─── MATERIAL SUPPLIED ───

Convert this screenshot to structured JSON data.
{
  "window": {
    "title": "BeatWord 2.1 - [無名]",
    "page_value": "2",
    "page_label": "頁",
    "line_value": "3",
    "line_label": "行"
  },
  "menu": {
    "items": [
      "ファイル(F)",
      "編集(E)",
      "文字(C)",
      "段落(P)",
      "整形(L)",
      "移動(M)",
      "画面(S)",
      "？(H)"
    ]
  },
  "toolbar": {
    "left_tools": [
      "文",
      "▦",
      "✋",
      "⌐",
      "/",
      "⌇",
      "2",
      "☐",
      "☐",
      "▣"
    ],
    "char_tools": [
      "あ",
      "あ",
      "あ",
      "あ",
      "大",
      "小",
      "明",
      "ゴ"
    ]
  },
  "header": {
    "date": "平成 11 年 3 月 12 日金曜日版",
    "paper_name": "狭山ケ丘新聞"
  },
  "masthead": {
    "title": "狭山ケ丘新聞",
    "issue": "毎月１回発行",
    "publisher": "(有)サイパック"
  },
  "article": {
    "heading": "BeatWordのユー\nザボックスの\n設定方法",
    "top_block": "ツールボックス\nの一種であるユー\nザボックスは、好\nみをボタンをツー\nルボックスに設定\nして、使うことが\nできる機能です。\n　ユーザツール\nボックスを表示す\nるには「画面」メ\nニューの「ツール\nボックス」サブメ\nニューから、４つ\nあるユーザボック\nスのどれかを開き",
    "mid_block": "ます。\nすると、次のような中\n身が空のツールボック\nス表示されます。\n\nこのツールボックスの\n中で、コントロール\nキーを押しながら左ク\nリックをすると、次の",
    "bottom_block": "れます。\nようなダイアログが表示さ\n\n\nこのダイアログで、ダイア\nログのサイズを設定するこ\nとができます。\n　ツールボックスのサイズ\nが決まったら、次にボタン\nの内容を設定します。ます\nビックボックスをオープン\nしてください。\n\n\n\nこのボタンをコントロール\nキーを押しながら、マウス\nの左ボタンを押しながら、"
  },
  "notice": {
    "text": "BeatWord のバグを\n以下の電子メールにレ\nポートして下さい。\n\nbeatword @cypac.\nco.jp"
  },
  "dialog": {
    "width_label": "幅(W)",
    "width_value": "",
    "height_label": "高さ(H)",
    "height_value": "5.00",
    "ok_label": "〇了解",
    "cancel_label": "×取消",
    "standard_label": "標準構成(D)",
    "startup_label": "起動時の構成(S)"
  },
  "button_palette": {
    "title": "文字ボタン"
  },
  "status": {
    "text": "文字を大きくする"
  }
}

───
─── MATERIAL SUPPLIED ───

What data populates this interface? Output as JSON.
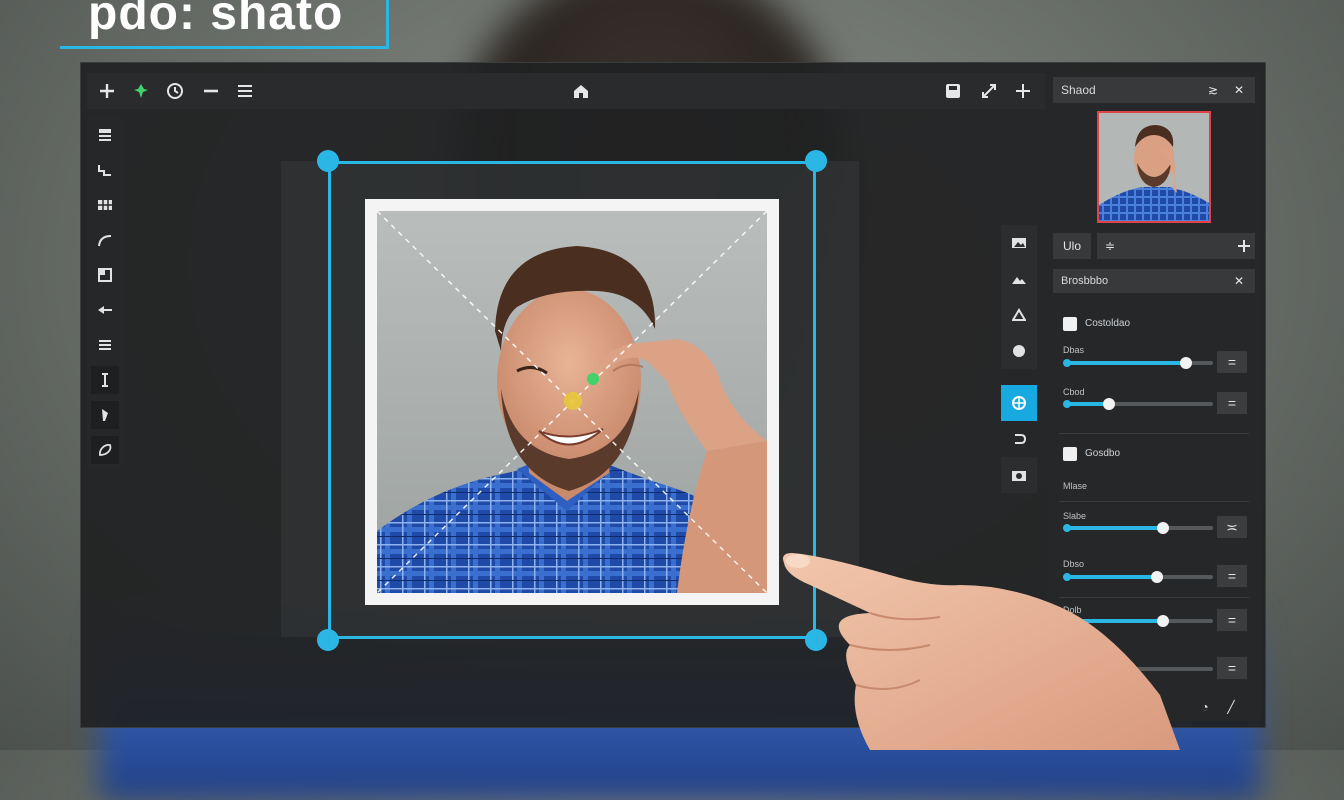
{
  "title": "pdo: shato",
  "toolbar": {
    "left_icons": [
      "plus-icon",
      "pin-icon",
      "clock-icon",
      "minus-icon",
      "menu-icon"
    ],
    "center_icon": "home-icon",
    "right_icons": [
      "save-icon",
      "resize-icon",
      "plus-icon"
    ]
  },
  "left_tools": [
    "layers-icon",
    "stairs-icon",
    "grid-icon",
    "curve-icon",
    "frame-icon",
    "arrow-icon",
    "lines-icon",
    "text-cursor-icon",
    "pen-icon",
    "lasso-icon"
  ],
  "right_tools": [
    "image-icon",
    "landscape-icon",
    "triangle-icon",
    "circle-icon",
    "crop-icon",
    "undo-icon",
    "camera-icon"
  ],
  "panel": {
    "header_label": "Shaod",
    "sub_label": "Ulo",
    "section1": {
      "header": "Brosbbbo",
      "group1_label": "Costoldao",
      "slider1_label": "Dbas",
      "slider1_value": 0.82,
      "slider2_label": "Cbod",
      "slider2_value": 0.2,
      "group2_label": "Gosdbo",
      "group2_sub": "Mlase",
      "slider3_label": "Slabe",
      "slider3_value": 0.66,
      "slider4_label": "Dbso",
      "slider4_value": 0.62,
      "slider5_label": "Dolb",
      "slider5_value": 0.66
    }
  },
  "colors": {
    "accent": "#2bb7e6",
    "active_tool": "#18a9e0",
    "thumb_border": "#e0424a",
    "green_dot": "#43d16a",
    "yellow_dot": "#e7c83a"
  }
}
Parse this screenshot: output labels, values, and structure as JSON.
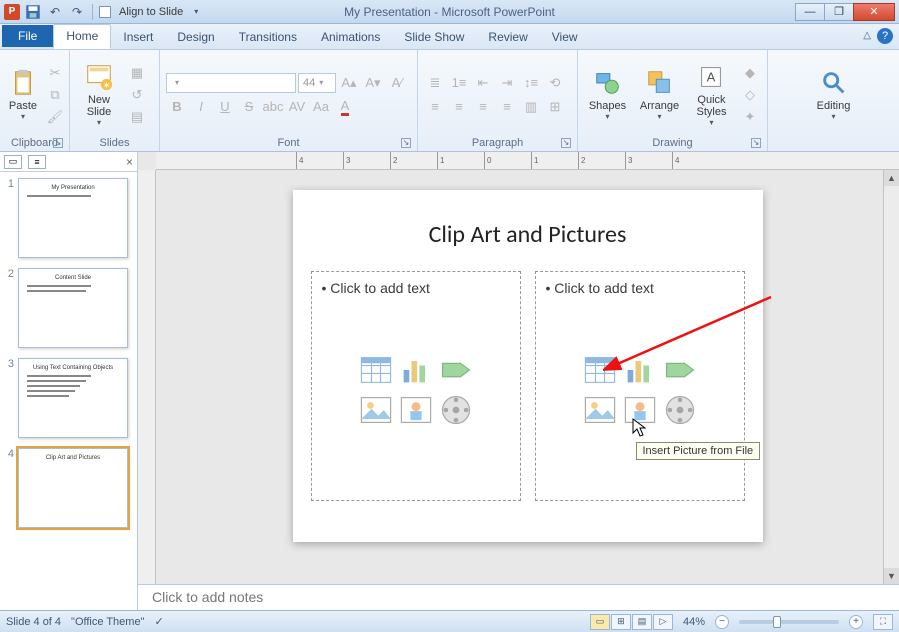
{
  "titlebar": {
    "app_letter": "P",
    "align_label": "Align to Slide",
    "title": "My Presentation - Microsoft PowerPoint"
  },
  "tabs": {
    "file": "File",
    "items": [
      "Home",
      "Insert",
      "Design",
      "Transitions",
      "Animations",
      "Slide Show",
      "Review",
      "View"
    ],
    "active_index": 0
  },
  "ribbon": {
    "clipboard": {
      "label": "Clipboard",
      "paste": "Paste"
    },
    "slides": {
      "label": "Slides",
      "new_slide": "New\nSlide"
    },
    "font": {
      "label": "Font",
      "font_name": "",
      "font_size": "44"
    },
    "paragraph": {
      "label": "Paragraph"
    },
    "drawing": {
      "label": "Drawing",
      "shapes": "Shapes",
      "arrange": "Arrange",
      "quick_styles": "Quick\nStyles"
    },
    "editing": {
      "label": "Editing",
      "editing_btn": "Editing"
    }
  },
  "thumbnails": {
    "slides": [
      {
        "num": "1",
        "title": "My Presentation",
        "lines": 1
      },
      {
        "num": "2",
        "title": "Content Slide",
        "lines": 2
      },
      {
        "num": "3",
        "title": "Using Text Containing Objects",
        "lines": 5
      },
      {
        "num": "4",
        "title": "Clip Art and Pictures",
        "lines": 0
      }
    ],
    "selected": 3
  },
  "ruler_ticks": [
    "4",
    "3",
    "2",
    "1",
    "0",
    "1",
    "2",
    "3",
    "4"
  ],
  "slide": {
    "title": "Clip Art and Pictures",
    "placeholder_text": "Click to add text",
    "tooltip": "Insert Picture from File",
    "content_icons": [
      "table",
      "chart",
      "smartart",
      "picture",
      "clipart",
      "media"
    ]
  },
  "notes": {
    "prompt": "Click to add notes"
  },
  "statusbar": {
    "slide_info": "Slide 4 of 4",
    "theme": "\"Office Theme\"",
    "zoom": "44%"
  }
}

───

▸ **GIVEN TASK**
Collect every line with the string "lines" from the records, and copy each.

▸ **TASK RESULT**
    "lines-icon",
        "lines": 1
        "lines": 2
        "lines": 5
        "lines": 0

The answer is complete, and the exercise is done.